(Collected data)
· · · · · · ·

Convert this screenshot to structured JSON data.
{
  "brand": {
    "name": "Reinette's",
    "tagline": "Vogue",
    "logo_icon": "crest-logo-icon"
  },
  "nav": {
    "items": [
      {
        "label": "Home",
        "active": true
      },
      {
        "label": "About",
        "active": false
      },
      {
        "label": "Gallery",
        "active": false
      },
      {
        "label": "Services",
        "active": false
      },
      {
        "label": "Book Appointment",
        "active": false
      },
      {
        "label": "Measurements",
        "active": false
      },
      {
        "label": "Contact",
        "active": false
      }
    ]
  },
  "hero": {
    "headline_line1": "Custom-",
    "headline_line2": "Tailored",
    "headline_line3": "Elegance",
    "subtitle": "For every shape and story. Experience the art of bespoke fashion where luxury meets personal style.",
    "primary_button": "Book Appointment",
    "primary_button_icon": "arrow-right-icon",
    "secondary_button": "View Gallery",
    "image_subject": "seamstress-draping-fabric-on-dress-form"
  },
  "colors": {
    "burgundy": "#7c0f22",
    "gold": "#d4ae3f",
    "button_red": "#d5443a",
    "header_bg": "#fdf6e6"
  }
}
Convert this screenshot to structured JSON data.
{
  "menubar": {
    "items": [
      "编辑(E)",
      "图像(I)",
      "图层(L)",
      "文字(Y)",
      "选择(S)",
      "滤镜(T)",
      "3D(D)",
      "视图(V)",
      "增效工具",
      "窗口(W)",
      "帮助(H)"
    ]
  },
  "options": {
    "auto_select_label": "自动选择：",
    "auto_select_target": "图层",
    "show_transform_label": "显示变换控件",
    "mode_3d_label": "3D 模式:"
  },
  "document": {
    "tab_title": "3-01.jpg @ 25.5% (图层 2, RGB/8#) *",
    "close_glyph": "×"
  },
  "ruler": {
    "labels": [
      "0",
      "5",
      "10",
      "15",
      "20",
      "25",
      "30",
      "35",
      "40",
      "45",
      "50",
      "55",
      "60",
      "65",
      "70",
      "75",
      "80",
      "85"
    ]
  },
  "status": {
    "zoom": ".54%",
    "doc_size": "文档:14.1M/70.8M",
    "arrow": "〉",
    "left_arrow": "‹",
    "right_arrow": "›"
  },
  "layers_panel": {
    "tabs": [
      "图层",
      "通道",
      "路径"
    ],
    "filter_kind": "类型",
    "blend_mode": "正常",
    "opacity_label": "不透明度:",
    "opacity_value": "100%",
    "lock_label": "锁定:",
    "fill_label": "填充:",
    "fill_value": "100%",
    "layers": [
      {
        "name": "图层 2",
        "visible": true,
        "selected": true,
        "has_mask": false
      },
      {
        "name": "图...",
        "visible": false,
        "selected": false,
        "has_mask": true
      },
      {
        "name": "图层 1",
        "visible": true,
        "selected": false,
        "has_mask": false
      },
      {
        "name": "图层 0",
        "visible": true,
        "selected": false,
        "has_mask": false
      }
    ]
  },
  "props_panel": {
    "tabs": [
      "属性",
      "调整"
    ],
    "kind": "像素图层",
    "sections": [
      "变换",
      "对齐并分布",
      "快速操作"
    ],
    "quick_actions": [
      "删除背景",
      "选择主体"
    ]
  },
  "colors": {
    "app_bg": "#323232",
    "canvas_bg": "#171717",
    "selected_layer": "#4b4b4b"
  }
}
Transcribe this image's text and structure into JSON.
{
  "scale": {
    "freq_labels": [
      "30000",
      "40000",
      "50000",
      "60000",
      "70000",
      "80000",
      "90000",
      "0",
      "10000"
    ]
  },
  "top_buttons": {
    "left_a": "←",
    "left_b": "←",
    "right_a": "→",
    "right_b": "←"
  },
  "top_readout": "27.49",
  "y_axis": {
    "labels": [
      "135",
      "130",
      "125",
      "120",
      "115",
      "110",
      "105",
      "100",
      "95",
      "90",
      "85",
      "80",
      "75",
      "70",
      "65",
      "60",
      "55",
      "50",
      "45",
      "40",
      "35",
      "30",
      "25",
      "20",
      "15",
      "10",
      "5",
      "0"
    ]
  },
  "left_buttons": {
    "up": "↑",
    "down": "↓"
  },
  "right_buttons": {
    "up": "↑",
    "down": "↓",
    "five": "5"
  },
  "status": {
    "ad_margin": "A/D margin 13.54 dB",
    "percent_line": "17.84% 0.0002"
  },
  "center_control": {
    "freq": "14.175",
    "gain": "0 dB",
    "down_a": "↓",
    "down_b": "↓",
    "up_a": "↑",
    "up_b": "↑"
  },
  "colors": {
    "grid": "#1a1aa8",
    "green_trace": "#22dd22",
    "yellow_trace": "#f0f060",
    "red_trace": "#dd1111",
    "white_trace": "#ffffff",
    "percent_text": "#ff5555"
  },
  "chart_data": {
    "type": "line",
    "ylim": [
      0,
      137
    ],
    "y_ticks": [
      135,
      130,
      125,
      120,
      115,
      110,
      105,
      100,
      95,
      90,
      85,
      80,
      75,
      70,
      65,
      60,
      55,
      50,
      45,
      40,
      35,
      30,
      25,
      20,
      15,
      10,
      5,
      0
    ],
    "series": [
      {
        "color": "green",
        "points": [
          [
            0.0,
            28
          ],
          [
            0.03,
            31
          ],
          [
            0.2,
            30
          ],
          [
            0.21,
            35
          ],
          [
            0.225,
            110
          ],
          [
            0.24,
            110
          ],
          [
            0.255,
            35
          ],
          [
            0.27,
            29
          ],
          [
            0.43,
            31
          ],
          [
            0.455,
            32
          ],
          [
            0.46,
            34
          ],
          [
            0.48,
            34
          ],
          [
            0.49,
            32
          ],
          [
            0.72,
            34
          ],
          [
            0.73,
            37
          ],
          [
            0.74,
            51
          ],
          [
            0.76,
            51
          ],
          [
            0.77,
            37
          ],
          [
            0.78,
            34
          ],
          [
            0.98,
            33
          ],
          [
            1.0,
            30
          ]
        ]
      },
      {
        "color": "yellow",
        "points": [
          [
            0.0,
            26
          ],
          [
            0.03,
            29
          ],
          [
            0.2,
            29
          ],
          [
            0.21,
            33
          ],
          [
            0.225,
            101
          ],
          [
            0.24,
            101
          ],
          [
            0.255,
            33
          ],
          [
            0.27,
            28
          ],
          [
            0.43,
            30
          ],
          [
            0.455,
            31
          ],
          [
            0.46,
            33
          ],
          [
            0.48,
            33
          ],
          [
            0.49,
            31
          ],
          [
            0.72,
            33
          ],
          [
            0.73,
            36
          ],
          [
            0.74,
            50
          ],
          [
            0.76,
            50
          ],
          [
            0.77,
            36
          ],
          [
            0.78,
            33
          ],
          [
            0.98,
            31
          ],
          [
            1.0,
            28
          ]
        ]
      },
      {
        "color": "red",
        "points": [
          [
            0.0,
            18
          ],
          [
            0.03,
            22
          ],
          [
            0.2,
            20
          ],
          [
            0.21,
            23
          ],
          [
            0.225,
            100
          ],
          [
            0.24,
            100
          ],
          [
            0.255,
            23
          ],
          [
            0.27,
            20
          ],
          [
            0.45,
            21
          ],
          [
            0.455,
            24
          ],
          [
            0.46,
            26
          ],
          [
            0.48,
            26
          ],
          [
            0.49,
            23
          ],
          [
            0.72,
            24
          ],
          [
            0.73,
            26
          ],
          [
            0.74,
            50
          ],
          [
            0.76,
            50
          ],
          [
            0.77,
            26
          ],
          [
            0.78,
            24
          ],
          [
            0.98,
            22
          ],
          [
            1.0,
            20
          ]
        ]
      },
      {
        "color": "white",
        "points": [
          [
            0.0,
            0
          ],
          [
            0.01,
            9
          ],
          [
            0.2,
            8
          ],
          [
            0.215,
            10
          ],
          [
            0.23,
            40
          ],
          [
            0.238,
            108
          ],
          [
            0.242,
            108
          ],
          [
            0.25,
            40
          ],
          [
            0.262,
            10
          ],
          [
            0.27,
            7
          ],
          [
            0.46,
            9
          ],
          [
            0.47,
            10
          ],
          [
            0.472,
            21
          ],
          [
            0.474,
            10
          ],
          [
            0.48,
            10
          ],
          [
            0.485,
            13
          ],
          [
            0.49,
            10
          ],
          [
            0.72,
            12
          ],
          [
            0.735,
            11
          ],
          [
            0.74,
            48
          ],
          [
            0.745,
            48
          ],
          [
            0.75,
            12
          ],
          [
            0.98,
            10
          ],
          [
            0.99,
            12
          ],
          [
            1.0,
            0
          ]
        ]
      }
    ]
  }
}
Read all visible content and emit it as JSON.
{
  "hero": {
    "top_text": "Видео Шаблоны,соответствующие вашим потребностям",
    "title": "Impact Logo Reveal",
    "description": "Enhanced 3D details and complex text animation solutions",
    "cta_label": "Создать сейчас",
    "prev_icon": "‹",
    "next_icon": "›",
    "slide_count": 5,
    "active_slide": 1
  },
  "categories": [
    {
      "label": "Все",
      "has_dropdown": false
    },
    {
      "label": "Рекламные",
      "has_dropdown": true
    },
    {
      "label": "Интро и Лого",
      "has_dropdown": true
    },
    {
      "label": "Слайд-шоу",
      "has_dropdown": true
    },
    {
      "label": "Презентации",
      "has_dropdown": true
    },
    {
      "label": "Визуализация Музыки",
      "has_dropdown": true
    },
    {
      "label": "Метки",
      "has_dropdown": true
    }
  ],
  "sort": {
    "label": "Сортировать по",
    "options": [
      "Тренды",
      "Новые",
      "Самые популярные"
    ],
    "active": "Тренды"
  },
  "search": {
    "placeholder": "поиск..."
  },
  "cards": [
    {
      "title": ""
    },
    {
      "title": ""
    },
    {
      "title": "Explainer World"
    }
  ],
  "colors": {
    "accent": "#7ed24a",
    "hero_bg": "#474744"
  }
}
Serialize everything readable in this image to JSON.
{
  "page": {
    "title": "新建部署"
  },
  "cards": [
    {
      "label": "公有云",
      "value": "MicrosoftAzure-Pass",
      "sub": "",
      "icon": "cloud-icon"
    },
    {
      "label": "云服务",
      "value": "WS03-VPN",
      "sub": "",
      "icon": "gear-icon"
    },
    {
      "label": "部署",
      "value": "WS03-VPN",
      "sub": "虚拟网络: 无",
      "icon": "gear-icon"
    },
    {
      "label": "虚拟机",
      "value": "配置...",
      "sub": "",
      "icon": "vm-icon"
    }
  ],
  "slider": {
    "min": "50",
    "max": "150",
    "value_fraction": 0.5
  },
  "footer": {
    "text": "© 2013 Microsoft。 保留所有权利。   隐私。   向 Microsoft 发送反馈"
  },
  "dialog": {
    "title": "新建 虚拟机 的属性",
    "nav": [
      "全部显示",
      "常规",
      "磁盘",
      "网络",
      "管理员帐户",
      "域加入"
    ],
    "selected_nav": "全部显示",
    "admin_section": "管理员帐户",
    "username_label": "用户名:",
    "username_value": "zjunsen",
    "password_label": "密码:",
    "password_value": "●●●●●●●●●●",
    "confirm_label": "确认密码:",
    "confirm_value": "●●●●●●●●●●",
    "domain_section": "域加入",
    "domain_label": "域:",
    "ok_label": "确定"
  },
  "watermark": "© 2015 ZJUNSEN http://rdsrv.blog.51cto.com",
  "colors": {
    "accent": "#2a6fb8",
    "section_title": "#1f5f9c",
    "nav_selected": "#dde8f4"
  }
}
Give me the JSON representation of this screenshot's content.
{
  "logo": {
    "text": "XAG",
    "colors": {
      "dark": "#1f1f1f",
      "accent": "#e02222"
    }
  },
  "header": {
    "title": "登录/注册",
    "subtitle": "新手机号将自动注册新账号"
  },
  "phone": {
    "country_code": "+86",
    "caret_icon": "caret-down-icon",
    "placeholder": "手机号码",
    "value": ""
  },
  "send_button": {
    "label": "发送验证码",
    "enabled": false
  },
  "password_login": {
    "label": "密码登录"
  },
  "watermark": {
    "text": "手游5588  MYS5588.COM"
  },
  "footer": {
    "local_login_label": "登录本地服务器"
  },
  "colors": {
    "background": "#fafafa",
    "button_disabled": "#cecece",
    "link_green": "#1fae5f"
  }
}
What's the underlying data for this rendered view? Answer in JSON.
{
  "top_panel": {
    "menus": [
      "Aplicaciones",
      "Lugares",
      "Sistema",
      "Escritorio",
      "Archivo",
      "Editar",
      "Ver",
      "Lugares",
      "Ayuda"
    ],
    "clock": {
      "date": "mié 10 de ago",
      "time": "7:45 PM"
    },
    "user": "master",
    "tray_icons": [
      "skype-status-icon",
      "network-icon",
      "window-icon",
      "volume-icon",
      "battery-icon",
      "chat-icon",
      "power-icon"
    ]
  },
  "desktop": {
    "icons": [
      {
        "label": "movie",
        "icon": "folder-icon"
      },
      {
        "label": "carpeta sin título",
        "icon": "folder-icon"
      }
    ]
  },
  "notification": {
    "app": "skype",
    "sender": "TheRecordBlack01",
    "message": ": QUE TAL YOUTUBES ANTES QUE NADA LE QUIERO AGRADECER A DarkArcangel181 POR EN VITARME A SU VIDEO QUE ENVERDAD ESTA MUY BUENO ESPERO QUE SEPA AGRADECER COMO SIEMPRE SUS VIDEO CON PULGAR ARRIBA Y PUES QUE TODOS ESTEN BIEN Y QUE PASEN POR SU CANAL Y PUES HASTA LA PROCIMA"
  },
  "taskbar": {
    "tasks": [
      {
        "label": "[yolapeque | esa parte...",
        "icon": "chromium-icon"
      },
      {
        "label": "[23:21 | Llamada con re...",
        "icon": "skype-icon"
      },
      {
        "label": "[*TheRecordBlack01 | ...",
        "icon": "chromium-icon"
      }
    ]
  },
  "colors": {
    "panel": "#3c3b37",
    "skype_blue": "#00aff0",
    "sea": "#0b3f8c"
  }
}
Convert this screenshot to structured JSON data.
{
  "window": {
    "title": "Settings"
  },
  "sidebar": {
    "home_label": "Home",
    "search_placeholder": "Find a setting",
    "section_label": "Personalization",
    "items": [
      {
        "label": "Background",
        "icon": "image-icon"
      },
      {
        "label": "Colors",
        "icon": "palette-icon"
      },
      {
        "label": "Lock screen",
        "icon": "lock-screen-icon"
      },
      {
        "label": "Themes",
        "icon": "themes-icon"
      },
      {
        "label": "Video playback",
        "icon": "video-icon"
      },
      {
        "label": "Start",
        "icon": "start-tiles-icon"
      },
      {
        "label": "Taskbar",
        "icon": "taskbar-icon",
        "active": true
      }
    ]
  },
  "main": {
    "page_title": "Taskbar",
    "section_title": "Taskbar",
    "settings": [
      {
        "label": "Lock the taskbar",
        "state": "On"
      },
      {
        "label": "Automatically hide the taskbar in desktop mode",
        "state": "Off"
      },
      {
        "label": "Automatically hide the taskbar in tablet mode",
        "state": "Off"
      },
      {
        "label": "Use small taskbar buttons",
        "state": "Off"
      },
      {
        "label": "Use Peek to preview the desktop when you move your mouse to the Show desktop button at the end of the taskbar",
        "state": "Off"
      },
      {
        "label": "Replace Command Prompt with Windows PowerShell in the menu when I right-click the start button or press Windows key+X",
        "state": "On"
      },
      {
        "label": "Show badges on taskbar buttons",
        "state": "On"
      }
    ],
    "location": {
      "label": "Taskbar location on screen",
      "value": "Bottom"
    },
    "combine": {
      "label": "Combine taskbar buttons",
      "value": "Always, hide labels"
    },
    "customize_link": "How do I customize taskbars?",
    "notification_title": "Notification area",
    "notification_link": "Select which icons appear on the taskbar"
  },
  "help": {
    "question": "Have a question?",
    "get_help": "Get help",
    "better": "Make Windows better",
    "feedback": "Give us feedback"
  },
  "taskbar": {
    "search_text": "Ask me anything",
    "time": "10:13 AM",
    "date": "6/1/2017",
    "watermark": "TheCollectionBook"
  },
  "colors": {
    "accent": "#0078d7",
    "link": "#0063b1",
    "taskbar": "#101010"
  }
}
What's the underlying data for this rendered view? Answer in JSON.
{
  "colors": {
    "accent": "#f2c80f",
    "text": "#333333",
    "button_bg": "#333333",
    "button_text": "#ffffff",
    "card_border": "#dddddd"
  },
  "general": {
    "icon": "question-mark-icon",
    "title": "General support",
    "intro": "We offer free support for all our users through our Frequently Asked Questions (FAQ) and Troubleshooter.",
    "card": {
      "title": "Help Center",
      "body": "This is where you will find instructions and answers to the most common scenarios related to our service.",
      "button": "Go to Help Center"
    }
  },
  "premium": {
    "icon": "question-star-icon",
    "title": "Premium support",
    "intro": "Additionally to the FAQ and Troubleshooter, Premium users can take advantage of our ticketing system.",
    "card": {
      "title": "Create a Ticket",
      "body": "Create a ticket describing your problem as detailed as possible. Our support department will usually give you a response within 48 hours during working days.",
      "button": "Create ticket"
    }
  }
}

· · · · · · ·

▶ [TASK]
The answer must consist solely of the number of lines in the entries that contain the word "intro".

▶ [SOLVED EXERCISE]
2